+++ DATA FOR THE TASK +++
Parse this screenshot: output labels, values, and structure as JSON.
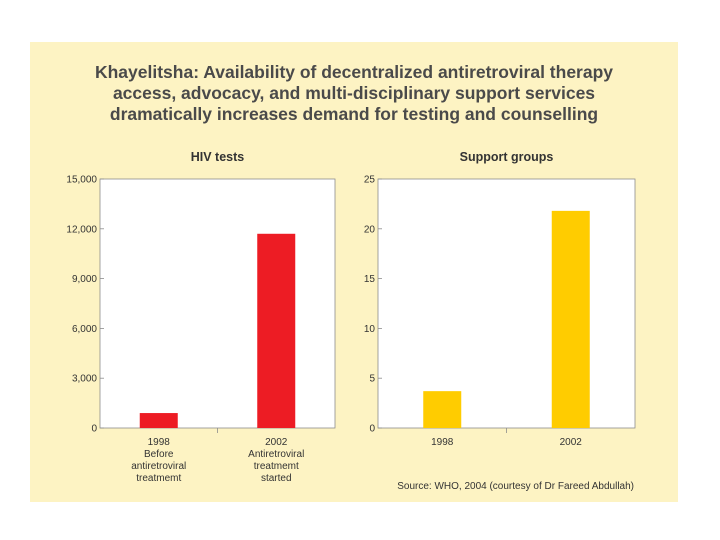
{
  "title_lines": [
    "Khayelitsha: Availability of decentralized antiretroviral therapy",
    "access, advocacy, and multi-disciplinary support services",
    "dramatically increases demand for testing and counselling"
  ],
  "source": "Source:  WHO, 2004 (courtesy of Dr Fareed Abdullah)",
  "colors": {
    "background": "#fdf3c3",
    "hiv_bar": "#ed1c24",
    "support_bar": "#ffcc00"
  },
  "chart_data": [
    {
      "type": "bar",
      "title": "HIV tests",
      "categories": [
        [
          "1998",
          "Before",
          "antiretroviral",
          "treatmemt"
        ],
        [
          "2002",
          "Antiretroviral",
          "treatmemt",
          "started"
        ]
      ],
      "values": [
        900,
        11700
      ],
      "ylim": [
        0,
        15000
      ],
      "yticks": [
        0,
        3000,
        6000,
        9000,
        12000,
        15000
      ],
      "ytick_labels": [
        "0",
        "3,000",
        "6,000",
        "9,000",
        "12,000",
        "15,000"
      ],
      "grid": false
    },
    {
      "type": "bar",
      "title": "Support groups",
      "categories": [
        [
          "1998"
        ],
        [
          "2002"
        ]
      ],
      "values": [
        3.7,
        21.8
      ],
      "ylim": [
        0,
        25
      ],
      "yticks": [
        0,
        5,
        10,
        15,
        20,
        25
      ],
      "ytick_labels": [
        "0",
        "5",
        "10",
        "15",
        "20",
        "25"
      ],
      "grid": false
    }
  ]
}
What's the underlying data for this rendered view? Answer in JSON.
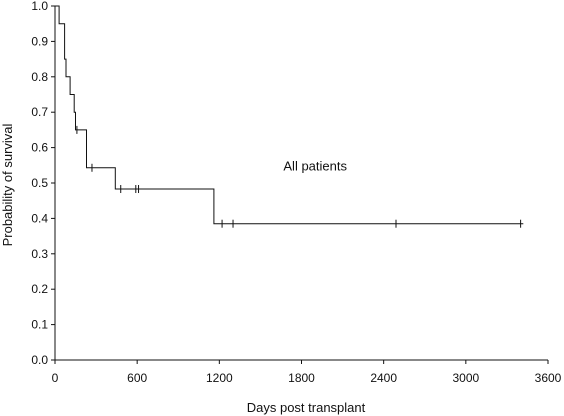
{
  "chart_data": {
    "type": "line",
    "subtype": "kaplan-meier step curve",
    "title": "",
    "xlabel": "Days post transplant",
    "ylabel": "Probability of survival",
    "xlim": [
      0,
      3600
    ],
    "ylim": [
      0.0,
      1.0
    ],
    "x_ticks": [
      0,
      600,
      1200,
      1800,
      2400,
      3000,
      3600
    ],
    "x_tick_labels": [
      "0",
      "600",
      "1200",
      "1800",
      "2400",
      "3000",
      "3600"
    ],
    "y_ticks": [
      0.0,
      0.1,
      0.2,
      0.3,
      0.4,
      0.5,
      0.6,
      0.7,
      0.8,
      0.9,
      1.0
    ],
    "y_tick_labels": [
      "0.0",
      "0.1",
      "0.2",
      "0.3",
      "0.4",
      "0.5",
      "0.6",
      "0.7",
      "0.8",
      "0.9",
      "1.0"
    ],
    "grid": false,
    "legend": "none",
    "line_color": "#111111",
    "annotation": {
      "text": "All patients",
      "x": 1900,
      "y": 0.535
    },
    "series": [
      {
        "step_points": [
          [
            0,
            1.0
          ],
          [
            30,
            1.0
          ],
          [
            30,
            0.95
          ],
          [
            70,
            0.95
          ],
          [
            70,
            0.85
          ],
          [
            80,
            0.85
          ],
          [
            80,
            0.8
          ],
          [
            110,
            0.8
          ],
          [
            110,
            0.75
          ],
          [
            140,
            0.75
          ],
          [
            140,
            0.7
          ],
          [
            150,
            0.7
          ],
          [
            150,
            0.65
          ],
          [
            230,
            0.65
          ],
          [
            230,
            0.543
          ],
          [
            440,
            0.543
          ],
          [
            440,
            0.483
          ],
          [
            1160,
            0.483
          ],
          [
            1160,
            0.385
          ],
          [
            3420,
            0.385
          ]
        ],
        "censor_marks": [
          [
            160,
            0.65
          ],
          [
            270,
            0.543
          ],
          [
            480,
            0.483
          ],
          [
            590,
            0.483
          ],
          [
            610,
            0.483
          ],
          [
            1220,
            0.385
          ],
          [
            1300,
            0.385
          ],
          [
            2490,
            0.385
          ],
          [
            3400,
            0.385
          ]
        ]
      }
    ]
  }
}
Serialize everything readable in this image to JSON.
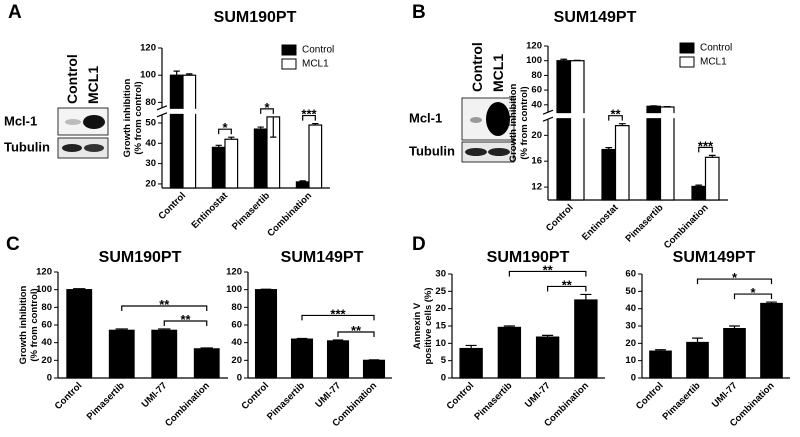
{
  "chart_data": [
    {
      "type": "bar",
      "panel_label": "A",
      "title": "SUM190PT",
      "y_label": [
        "Growth inhibition",
        "(% from control)"
      ],
      "categories": [
        "Control",
        "Entinostat",
        "Pimasertib",
        "Combination"
      ],
      "series": [
        {
          "name": "Control",
          "color": "#000000",
          "values": [
            100,
            38,
            47,
            21
          ],
          "errors": [
            3,
            1,
            1,
            0.5
          ]
        },
        {
          "name": "MCL1",
          "color": "#ffffff",
          "values": [
            100,
            42,
            53,
            49
          ],
          "errors": [
            1,
            1,
            1.5,
            0.7
          ]
        }
      ],
      "ysegments": [
        {
          "ylim": [
            18,
            54
          ],
          "yticks": [
            20,
            30,
            40,
            50
          ]
        },
        {
          "ylim": [
            76,
            120
          ],
          "yticks": [
            80,
            100,
            120
          ]
        }
      ],
      "legend": "upper right",
      "annotations": [
        {
          "text": "*",
          "category": "Entinostat"
        },
        {
          "text": "*",
          "category": "Pimasertib"
        },
        {
          "text": "***",
          "category": "Combination"
        }
      ]
    },
    {
      "type": "bar",
      "panel_label": "B",
      "title": "SUM149PT",
      "y_label": [
        "Growth inhibition",
        "(% from control)"
      ],
      "categories": [
        "Control",
        "Entinostat",
        "Pimasertib",
        "Combination"
      ],
      "series": [
        {
          "name": "Control",
          "color": "#000000",
          "values": [
            100,
            17.8,
            38,
            12.1
          ],
          "errors": [
            2,
            0.3,
            0.5,
            0.2
          ]
        },
        {
          "name": "MCL1",
          "color": "#ffffff",
          "values": [
            100,
            21.5,
            37,
            16.6
          ],
          "errors": [
            0.5,
            0.3,
            0.5,
            0.3
          ]
        }
      ],
      "ysegments": [
        {
          "ylim": [
            10,
            22.5
          ],
          "yticks": [
            12,
            16,
            20
          ]
        },
        {
          "ylim": [
            30,
            120
          ],
          "yticks": [
            40,
            60,
            80,
            100,
            120
          ]
        }
      ],
      "legend": "upper right",
      "annotations": [
        {
          "text": "**",
          "category": "Entinostat"
        },
        {
          "text": "***",
          "category": "Combination"
        }
      ]
    },
    {
      "type": "bar",
      "panel_label": "C",
      "title": "SUM190PT",
      "y_label": [
        "Growth inhibition",
        "(% from control)"
      ],
      "categories": [
        "Control",
        "Pimasertib",
        "UMI-77",
        "Combination"
      ],
      "series": [
        {
          "color": "#000000",
          "values": [
            100,
            54,
            54,
            33
          ],
          "errors": [
            1,
            1.5,
            1.5,
            1
          ]
        }
      ],
      "ylim": [
        0,
        120
      ],
      "yticks": [
        0,
        20,
        40,
        60,
        80,
        100,
        120
      ],
      "annotations": [
        {
          "text": "**",
          "between": [
            "Pimasertib",
            "Combination"
          ]
        },
        {
          "text": "**",
          "between": [
            "UMI-77",
            "Combination"
          ]
        }
      ]
    },
    {
      "type": "bar",
      "title": "SUM149PT",
      "categories": [
        "Control",
        "Pimasertib",
        "UMI-77",
        "Combination"
      ],
      "series": [
        {
          "color": "#000000",
          "values": [
            100,
            44,
            42,
            20
          ],
          "errors": [
            0.5,
            0.8,
            1,
            0.5
          ]
        }
      ],
      "ylim": [
        0,
        120
      ],
      "yticks": [
        0,
        20,
        40,
        60,
        80,
        100,
        120
      ],
      "annotations": [
        {
          "text": "***",
          "between": [
            "Pimasertib",
            "Combination"
          ]
        },
        {
          "text": "**",
          "between": [
            "UMI-77",
            "Combination"
          ]
        }
      ]
    },
    {
      "type": "bar",
      "panel_label": "D",
      "title": "SUM190PT",
      "y_label": [
        "Annexin V",
        "positive cells (%)"
      ],
      "categories": [
        "Control",
        "Pimasertib",
        "UMI-77",
        "Combination"
      ],
      "series": [
        {
          "color": "#000000",
          "values": [
            8.5,
            14.6,
            11.8,
            22.5
          ],
          "errors": [
            0.9,
            0.4,
            0.5,
            1.6
          ]
        }
      ],
      "ylim": [
        0,
        30
      ],
      "yticks": [
        0,
        5,
        10,
        15,
        20,
        25,
        30
      ],
      "annotations": [
        {
          "text": "**",
          "between": [
            "Pimasertib",
            "Combination"
          ]
        },
        {
          "text": "**",
          "between": [
            "UMI-77",
            "Combination"
          ]
        }
      ]
    },
    {
      "type": "bar",
      "title": "SUM149PT",
      "categories": [
        "Control",
        "Pimasertib",
        "UMI-77",
        "Combination"
      ],
      "series": [
        {
          "color": "#000000",
          "values": [
            15.5,
            20.5,
            28.5,
            43
          ],
          "errors": [
            0.8,
            2.5,
            1.5,
            0.8
          ]
        }
      ],
      "ylim": [
        0,
        60
      ],
      "yticks": [
        0,
        10,
        20,
        30,
        40,
        50,
        60
      ],
      "annotations": [
        {
          "text": "*",
          "between": [
            "Pimasertib",
            "Combination"
          ]
        },
        {
          "text": "*",
          "between": [
            "UMI-77",
            "Combination"
          ]
        }
      ]
    }
  ],
  "blots": [
    {
      "columns": [
        "Control",
        "MCL1"
      ],
      "rows": [
        "Mcl-1",
        "Tubulin"
      ]
    },
    {
      "columns": [
        "Control",
        "MCL1"
      ],
      "rows": [
        "Mcl-1",
        "Tubulin"
      ]
    }
  ]
}
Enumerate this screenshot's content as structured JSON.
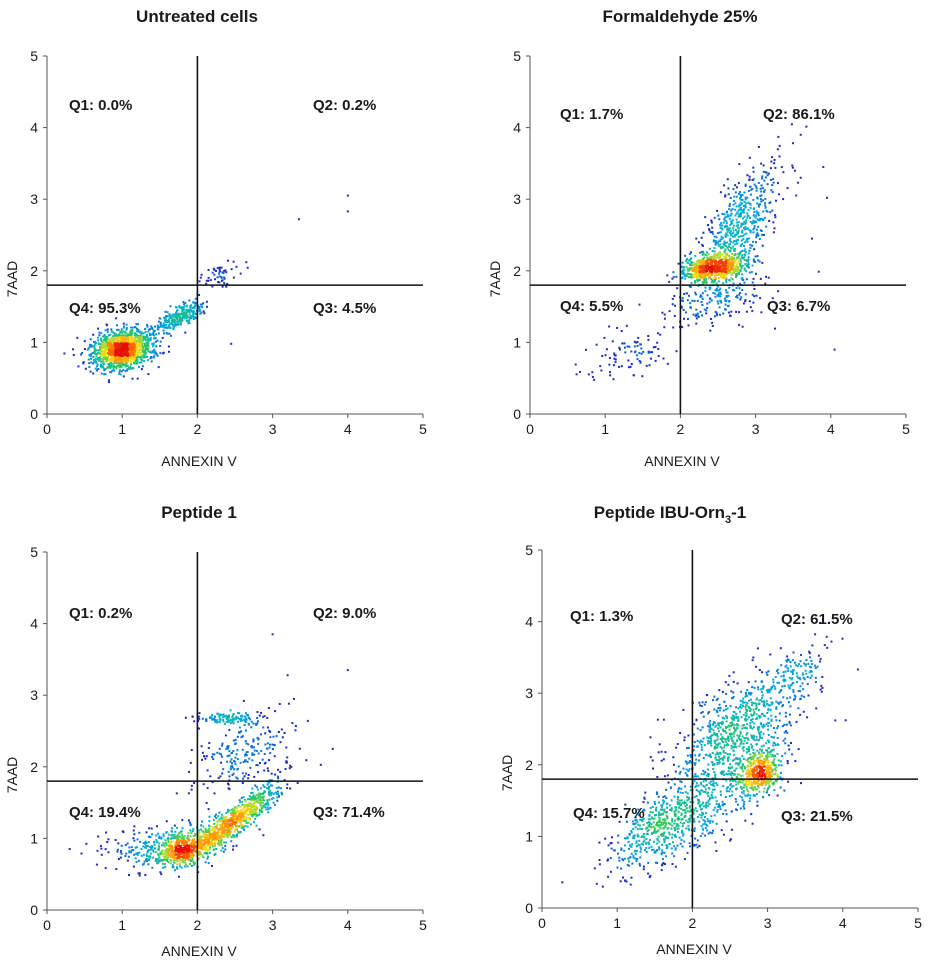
{
  "chart_data": [
    {
      "type": "scatter",
      "title": "Untreated cells",
      "title_sub": "",
      "xlabel": "ANNEXIN V",
      "ylabel": "7AAD",
      "xlim": [
        0,
        5
      ],
      "ylim": [
        0,
        5
      ],
      "xticks": [
        "0",
        "1",
        "2",
        "3",
        "4",
        "5"
      ],
      "yticks": [
        "0",
        "1",
        "2",
        "3",
        "4",
        "5"
      ],
      "gate": {
        "x": 2.0,
        "y": 1.8
      },
      "quadrants": [
        {
          "id": "Q1",
          "text": "Q1: 0.0%",
          "value": 0.0
        },
        {
          "id": "Q2",
          "text": "Q2: 0.2%",
          "value": 0.2
        },
        {
          "id": "Q3",
          "text": "Q3: 4.5%",
          "value": 4.5
        },
        {
          "id": "Q4",
          "text": "Q4: 95.3%",
          "value": 95.3
        }
      ],
      "clusters": [
        {
          "x": 1.0,
          "y": 0.9,
          "sx": 0.2,
          "sy": 0.14,
          "rho": 0.2,
          "weight": 0.8
        },
        {
          "x": 1.75,
          "y": 1.35,
          "sx": 0.17,
          "sy": 0.12,
          "rho": 0.75,
          "weight": 0.17
        },
        {
          "x": 2.3,
          "y": 1.95,
          "sx": 0.15,
          "sy": 0.12,
          "rho": 0.5,
          "weight": 0.03
        }
      ],
      "outliers": [
        [
          4.0,
          3.05
        ],
        [
          4.0,
          2.83
        ],
        [
          3.35,
          2.72
        ],
        [
          2.65,
          2.12
        ],
        [
          2.45,
          0.98
        ]
      ]
    },
    {
      "type": "scatter",
      "title": "Formaldehyde 25%",
      "title_sub": "",
      "xlabel": "ANNEXIN V",
      "ylabel": "7AAD",
      "xlim": [
        0,
        5
      ],
      "ylim": [
        0,
        5
      ],
      "xticks": [
        "0",
        "1",
        "2",
        "3",
        "4",
        "5"
      ],
      "yticks": [
        "0",
        "1",
        "2",
        "3",
        "4",
        "5"
      ],
      "gate": {
        "x": 2.0,
        "y": 1.8
      },
      "quadrants": [
        {
          "id": "Q1",
          "text": "Q1: 1.7%",
          "value": 1.7
        },
        {
          "id": "Q2",
          "text": "Q2: 86.1%",
          "value": 86.1
        },
        {
          "id": "Q3",
          "text": "Q3: 6.7%",
          "value": 6.7
        },
        {
          "id": "Q4",
          "text": "Q4: 5.5%",
          "value": 5.5
        }
      ],
      "clusters": [
        {
          "x": 2.45,
          "y": 2.05,
          "sx": 0.22,
          "sy": 0.1,
          "rho": 0.3,
          "weight": 0.45
        },
        {
          "x": 2.75,
          "y": 2.55,
          "sx": 0.25,
          "sy": 0.35,
          "rho": 0.55,
          "weight": 0.3
        },
        {
          "x": 2.5,
          "y": 1.6,
          "sx": 0.35,
          "sy": 0.2,
          "rho": 0.3,
          "weight": 0.13
        },
        {
          "x": 1.35,
          "y": 0.85,
          "sx": 0.3,
          "sy": 0.2,
          "rho": 0.3,
          "weight": 0.06
        },
        {
          "x": 3.1,
          "y": 3.2,
          "sx": 0.3,
          "sy": 0.35,
          "rho": 0.5,
          "weight": 0.06
        }
      ],
      "outliers": [
        [
          3.6,
          3.9
        ],
        [
          3.9,
          3.45
        ],
        [
          3.95,
          3.02
        ],
        [
          3.75,
          2.45
        ],
        [
          4.05,
          0.9
        ]
      ]
    },
    {
      "type": "scatter",
      "title": "Peptide 1",
      "title_sub": "",
      "xlabel": "ANNEXIN V",
      "ylabel": "7AAD",
      "xlim": [
        0,
        5
      ],
      "ylim": [
        0,
        5
      ],
      "xticks": [
        "0",
        "1",
        "2",
        "3",
        "4",
        "5"
      ],
      "yticks": [
        "0",
        "1",
        "2",
        "3",
        "4",
        "5"
      ],
      "gate": {
        "x": 2.0,
        "y": 1.8
      },
      "quadrants": [
        {
          "id": "Q1",
          "text": "Q1: 0.2%",
          "value": 0.2
        },
        {
          "id": "Q2",
          "text": "Q2: 9.0%",
          "value": 9.0
        },
        {
          "id": "Q3",
          "text": "Q3: 71.4%",
          "value": 71.4
        },
        {
          "id": "Q4",
          "text": "Q4: 19.4%",
          "value": 19.4
        }
      ],
      "clusters": [
        {
          "x": 2.5,
          "y": 1.25,
          "sx": 0.3,
          "sy": 0.25,
          "rho": 0.9,
          "weight": 0.42
        },
        {
          "x": 1.8,
          "y": 0.85,
          "sx": 0.22,
          "sy": 0.12,
          "rho": 0.3,
          "weight": 0.3
        },
        {
          "x": 2.4,
          "y": 2.68,
          "sx": 0.22,
          "sy": 0.04,
          "rho": 0.0,
          "weight": 0.06
        },
        {
          "x": 2.6,
          "y": 2.2,
          "sx": 0.35,
          "sy": 0.3,
          "rho": 0.4,
          "weight": 0.12
        },
        {
          "x": 1.5,
          "y": 0.9,
          "sx": 0.4,
          "sy": 0.15,
          "rho": 0.2,
          "weight": 0.1
        }
      ],
      "outliers": [
        [
          3.0,
          3.85
        ],
        [
          4.0,
          3.35
        ],
        [
          3.2,
          3.28
        ],
        [
          3.8,
          2.25
        ],
        [
          0.8,
          0.95
        ],
        [
          0.78,
          0.85
        ]
      ]
    },
    {
      "type": "scatter",
      "title": "Peptide IBU-Orn",
      "title_sub": "3",
      "title_suffix": "-1",
      "xlabel": "ANNEXIN V",
      "ylabel": "7AAD",
      "xlim": [
        0,
        5
      ],
      "ylim": [
        0,
        5
      ],
      "xticks": [
        "0",
        "1",
        "2",
        "3",
        "4",
        "5"
      ],
      "yticks": [
        "0",
        "1",
        "2",
        "3",
        "4",
        "5"
      ],
      "gate": {
        "x": 2.0,
        "y": 1.8
      },
      "quadrants": [
        {
          "id": "Q1",
          "text": "Q1: 1.3%",
          "value": 1.3
        },
        {
          "id": "Q2",
          "text": "Q2: 61.5%",
          "value": 61.5
        },
        {
          "id": "Q3",
          "text": "Q3: 21.5%",
          "value": 21.5
        },
        {
          "id": "Q4",
          "text": "Q4: 15.7%",
          "value": 15.7
        }
      ],
      "clusters": [
        {
          "x": 2.9,
          "y": 1.9,
          "sx": 0.15,
          "sy": 0.17,
          "rho": 0.3,
          "weight": 0.2
        },
        {
          "x": 2.6,
          "y": 2.5,
          "sx": 0.45,
          "sy": 0.4,
          "rho": 0.6,
          "weight": 0.35
        },
        {
          "x": 1.6,
          "y": 1.1,
          "sx": 0.35,
          "sy": 0.3,
          "rho": 0.6,
          "weight": 0.25
        },
        {
          "x": 2.3,
          "y": 1.6,
          "sx": 0.4,
          "sy": 0.35,
          "rho": 0.5,
          "weight": 0.15
        },
        {
          "x": 3.4,
          "y": 3.3,
          "sx": 0.2,
          "sy": 0.2,
          "rho": 0.5,
          "weight": 0.05
        }
      ],
      "outliers": [
        [
          3.85,
          3.72
        ],
        [
          3.9,
          2.62
        ],
        [
          1.05,
          0.55
        ]
      ]
    }
  ]
}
+++
YOUR INSTRUCTIONS
Where a line above holds the word "this", copy it.

TASK SOLUTION
Parse this screenshot: output labels, values, and structure as JSON.
What's the underlying data for this rendered view? Answer in JSON.
Serialize everything readable in this image to JSON.
Enumerate this screenshot's content as structured JSON.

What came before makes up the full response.